DATA FOR PROCESSING:
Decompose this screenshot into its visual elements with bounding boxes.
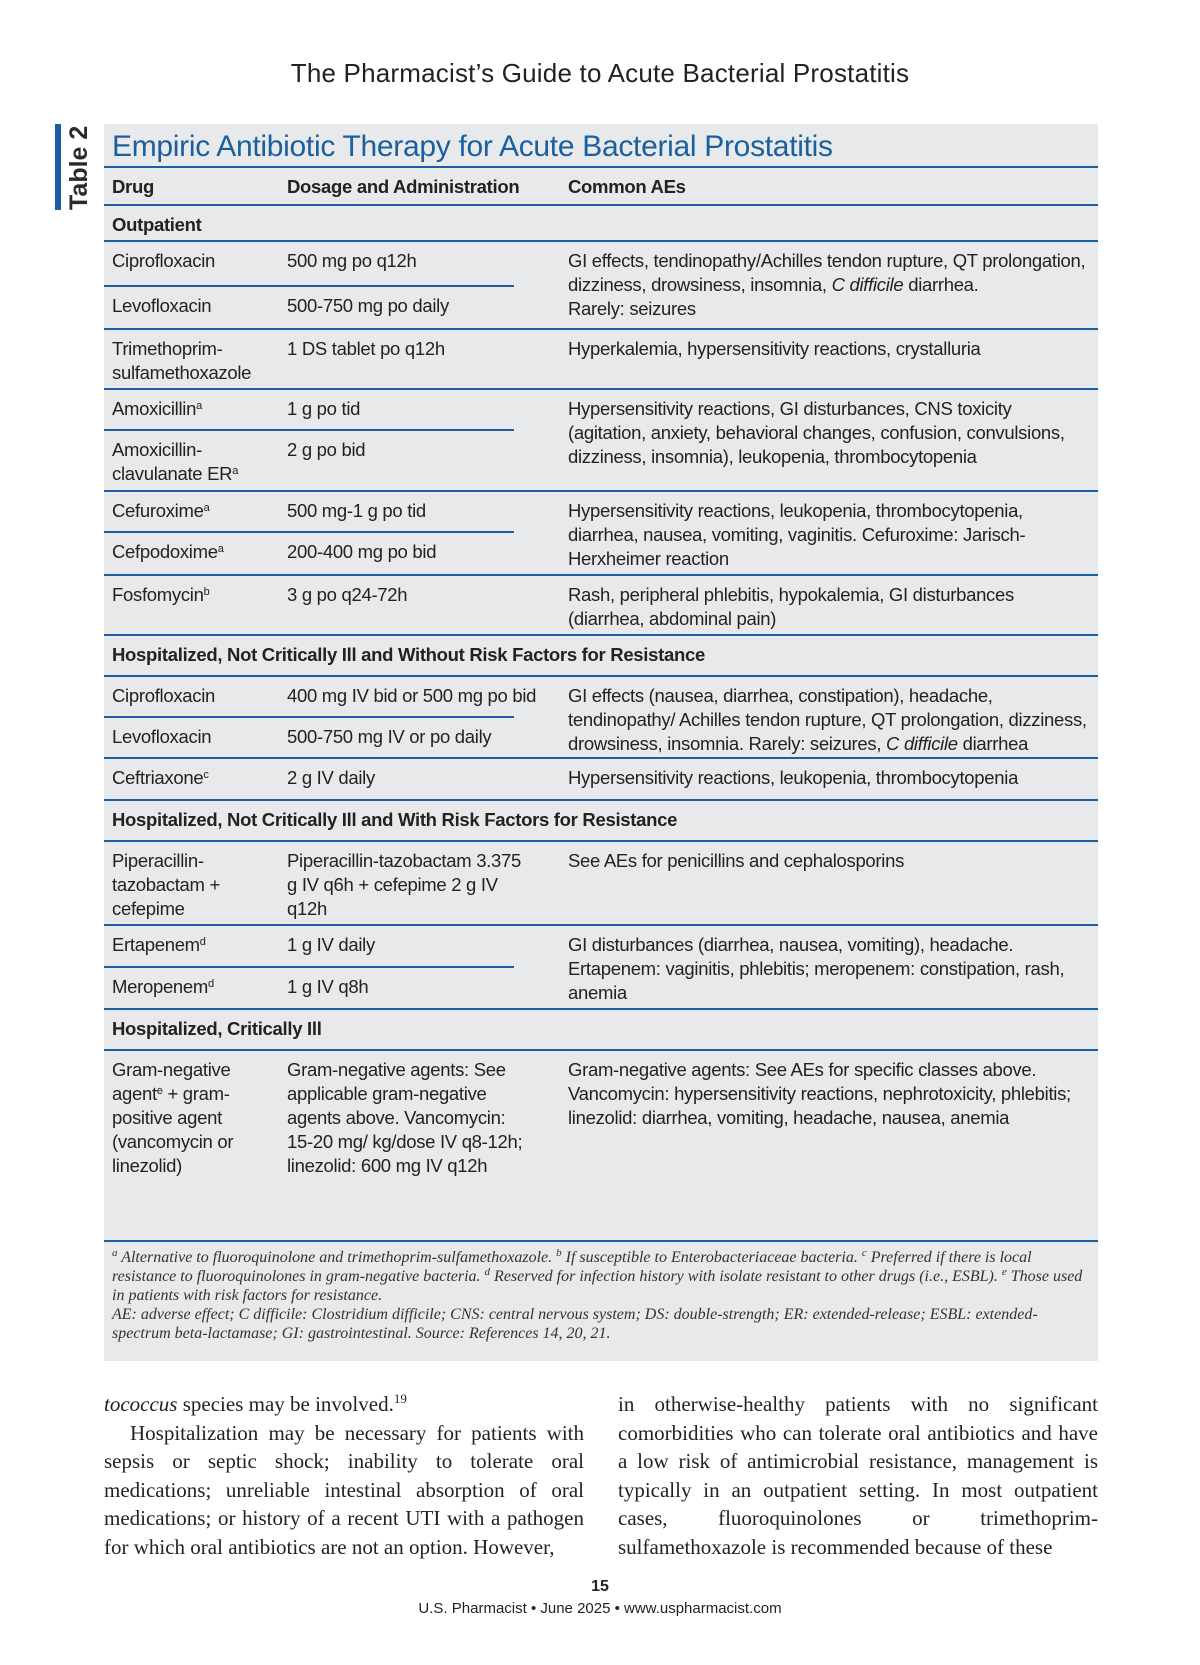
drug-ertapenem: Ertapenem$^d$ (112, 934, 206, 955)
section-outpatient: Outpatient (112, 214, 202, 235)
page-footer: U.S. Pharmacist • June 2025 • www.uspharmacist.com (418, 1600, 782, 1617)
drug-levofloxacin: Levofloxacin (112, 295, 212, 316)
rule (104, 388, 1098, 390)
ae-fluoroquinolones-outpatient: GI effects, tendinopathy/Achilles tendon rupture, QT prolongation, dizziness, drowsiness, insomnia, C difficile diarrhea. Rarely: seizures (568, 250, 1086, 319)
rule (104, 1008, 1098, 1010)
rule (104, 799, 1098, 801)
rule (104, 675, 1098, 677)
rule (104, 166, 1098, 168)
drug-ciprofloxacin: Ciprofloxacin (112, 250, 216, 271)
drug-cefuroxime: Cefuroxime$^a$ (112, 500, 210, 521)
rule (104, 757, 1098, 759)
ae-fluoroquinolones-hosp: GI effects (nausea, diarrhea, constipation), headache, tendinopathy/ Achilles tendon rupture, QT prolongation, dizziness, drowsiness, insomnia. Rarely: seizures, C difficile diarrhea (568, 685, 1087, 754)
page-number: 15 (591, 1578, 609, 1595)
rule (104, 240, 1098, 242)
rule (104, 328, 1098, 330)
dose-tmp-smx: 1 DS tablet po q12h (287, 338, 445, 359)
dose-ceftriaxone: 2 g IV daily (287, 767, 375, 788)
dose-fosfomycin: 3 g po q24-72h (287, 584, 408, 605)
section-hospitalized-risk: Hospitalized, Not Critically Ill and With Risk Factors for Resistance (112, 809, 678, 830)
dose-critical-combination: Gram-negative agents: See applicable gram-negative agents above. Vancomycin: 15-20 mg/ kg/dose IV q8-12h; linezolid: 600 mg IV q12h (287, 1059, 523, 1176)
rule (104, 1240, 1098, 1242)
rule (104, 574, 1098, 576)
rule (104, 966, 514, 968)
running-head: The Pharmacist’s Guide to Acute Bacterial Prostatitis (290, 58, 910, 88)
rule (104, 1049, 1098, 1051)
rule (104, 285, 514, 287)
abbreviations: AE: adverse effect; C difficile: Clostridium difficile; CNS: central nervous system; DS: double-strength; ER: extended-release; ESBL: extended-spectrum beta-lactamase; GI: gastrointestinal. Source: References 14, 20, 21. (112, 1306, 1038, 1342)
drug-ceftriaxone: Ceftriaxone$^c$ (112, 767, 209, 788)
table-label-tab (55, 124, 92, 210)
body-column-left: tococcus species may be involved.$^{19}$ Hospitalization may be necessary for patients with sepsis or septic shock; inability to tolerate oral medications; unreliable intestinal absorption of oral medications; or history of a recent UTI with a pathogen for which oral antibiotics are not an option. However, (104, 1390, 584, 1561)
dose-pip-tazo-cefepime: Piperacillin-tazobactam 3.375 g IV q6h + cefepime 2 g IV q12h (287, 850, 521, 919)
rule (104, 429, 514, 431)
ae-fosfomycin: Rash, peripheral phlebitis, hypokalemia, GI disturbances (diarrhea, abdominal pain) (568, 584, 1014, 629)
dose-ciprofloxacin-hosp: 400 mg IV bid or 500 mg po bid (287, 685, 537, 706)
ae-cephalosporins: Hypersensitivity reactions, leukopenia, thrombocytopenia, diarrhea, nausea, vomiting, vaginitis. Cefuroxime: Jarisch-Herxheimer reaction (568, 500, 1026, 569)
drug-fosfomycin: Fosfomycin$^b$ (112, 584, 210, 605)
dose-meropenem: 1 g IV q8h (287, 976, 369, 997)
ae-penicillins: Hypersensitivity reactions, GI disturbances, CNS toxicity (agitation, anxiety, behavioral changes, confusion, convulsions, dizziness, insomnia), leukopenia, thrombocytopenia (568, 398, 1065, 467)
antibiotic-table (104, 124, 1098, 1361)
header-aes: Common AEs (568, 176, 686, 197)
dose-cefpodoxime: 200-400 mg po bid (287, 541, 437, 562)
rule (104, 924, 1098, 926)
table-label: Table 2 (65, 125, 93, 210)
drug-amoxicillin: Amoxicillin$^a$ (112, 398, 202, 419)
section-critically-ill: Hospitalized, Critically Ill (112, 1018, 322, 1039)
dose-cefuroxime: 500 mg-1 g po tid (287, 500, 426, 521)
drug-amoxicillin-clavulanate: Amoxicillin-clavulanate $ER^a$ (112, 439, 239, 484)
header-drug: Drug (112, 176, 154, 197)
ae-pip-tazo-cefepime: See AEs for penicillins and cephalosporins (568, 850, 905, 871)
dose-amoxicillin: 1 g po tid (287, 398, 361, 419)
rule (104, 531, 514, 533)
rule (104, 490, 1098, 492)
dose-levofloxacin: 500-750 mg po daily (287, 295, 449, 316)
rule (104, 716, 514, 718)
drug-pip-tazo-cefepime: Piperacillin-tazobactam + cefepime (112, 850, 220, 919)
ae-critical-combination: Gram-negative agents: See AEs for specific classes above. Vancomycin: hypersensitivity reactions, nephrotoxicity, phlebitis; linezolid: diarrhea, vomiting, headache, nausea, anemia (568, 1059, 1071, 1128)
rule (104, 840, 1098, 842)
ae-ceftriaxone: Hypersensitivity reactions, leukopenia, thrombocytopenia (568, 767, 1019, 788)
drug-tmp-smx: Trimethoprim-sulfamethoxazole (112, 338, 252, 383)
header-dosage: Dosage and Administration (287, 176, 520, 197)
body-paragraph: Hospitalization may be necessary for patients with sepsis or septic shock; inability to tolerate oral medications; unreliable intestinal absorption of oral medications; or history of a recent UTI with a pathogen for which oral antibiotics are not an option. However, (104, 1420, 584, 1559)
drug-meropenem: Meropenem$^d$ (112, 976, 214, 997)
dose-amoxicillin-clavulanate: 2 g po bid (287, 439, 366, 460)
table-title: Empiric Antibiotic Therapy for Acute Bacterial Prostatitis (112, 130, 833, 163)
body-column-right (618, 1390, 1098, 1561)
body-paragraph: in otherwise-healthy patients with no significant comorbidities who can tolerate oral antibiotics and have a low risk of antimicrobial resistance, management is typically in an outpatient setting. In most outpatient cases, fluoroquinolones or trimethoprim-sulfamethoxazole is recommended because of these (618, 1392, 1098, 1559)
ae-tmp-smx: Hyperkalemia, hypersensitivity reactions, crystalluria (568, 338, 981, 359)
drug-cefpodoxime: Cefpodoxime$^a$ (112, 541, 224, 562)
ae-carbapenems: GI disturbances (diarrhea, nausea, vomiting), headache. Ertapenem: vaginitis, phlebitis; meropenem: constipation, rash, anemia (568, 934, 1065, 1003)
section-hospitalized-no-risk: Hospitalized, Not Critically Ill and Without Risk Factors for Resistance (112, 644, 705, 665)
drug-levofloxacin-hosp: Levofloxacin (112, 726, 212, 747)
drug-ciprofloxacin-hosp: Ciprofloxacin (112, 685, 216, 706)
dose-ciprofloxacin: 500 mg po q12h (287, 250, 417, 271)
table-footnotes: $^a$ Alternative to fluoroquinolone and trimethoprim-sulfamethoxazole. $^b$ If susceptible to Enterobacteriaceae bacteria. $^c$ Preferred if there is local resistance to fluoroquinolones in gram-negative bacteria. $^d$ Reserved for infection history with isolate resistant to other drugs (i.e., ESBL). $^e$ Those used in patients with risk factors for resistance. AE: adverse effect; C difficile: Clostridium difficile; CNS: central nervous system; DS: double-strength; ER: extended-release; ESBL: extended-spectrum beta-lactamase; GI: gastrointestinal. Source: References 14, 20, 21. (112, 1248, 1092, 1343)
rule (104, 634, 1098, 636)
rule (104, 204, 1098, 206)
drug-critical-combination: Gram-negative agent$^e$ + gram-positive agent (vancomycin or linezolid) (112, 1059, 234, 1176)
dose-levofloxacin-hosp: 500-750 mg IV or po daily (287, 726, 492, 747)
dose-ertapenem: 1 g IV daily (287, 934, 375, 955)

TASK OBJECTIVE: Go line by line through the data and copy any that contain "paragraph".

SOLUTION FOR THIS TASK:
body-paragraph: Hospitalization may be necessary for patients with sepsis or septic shock; inability to tolerate oral medications; unreliable intestinal absorption of oral medications; or history of a recent UTI with a pathogen for which oral antibiotics are not an option. However, (104, 1420, 584, 1559)
body-paragraph: in otherwise-healthy patients with no significant comorbidities who can tolerate oral antibiotics and have a low risk of antimicrobial resistance, management is typically in an outpatient setting. In most outpatient cases, fluoroquinolones or trimethoprim-sulfamethoxazole is recommended because of these (618, 1392, 1098, 1559)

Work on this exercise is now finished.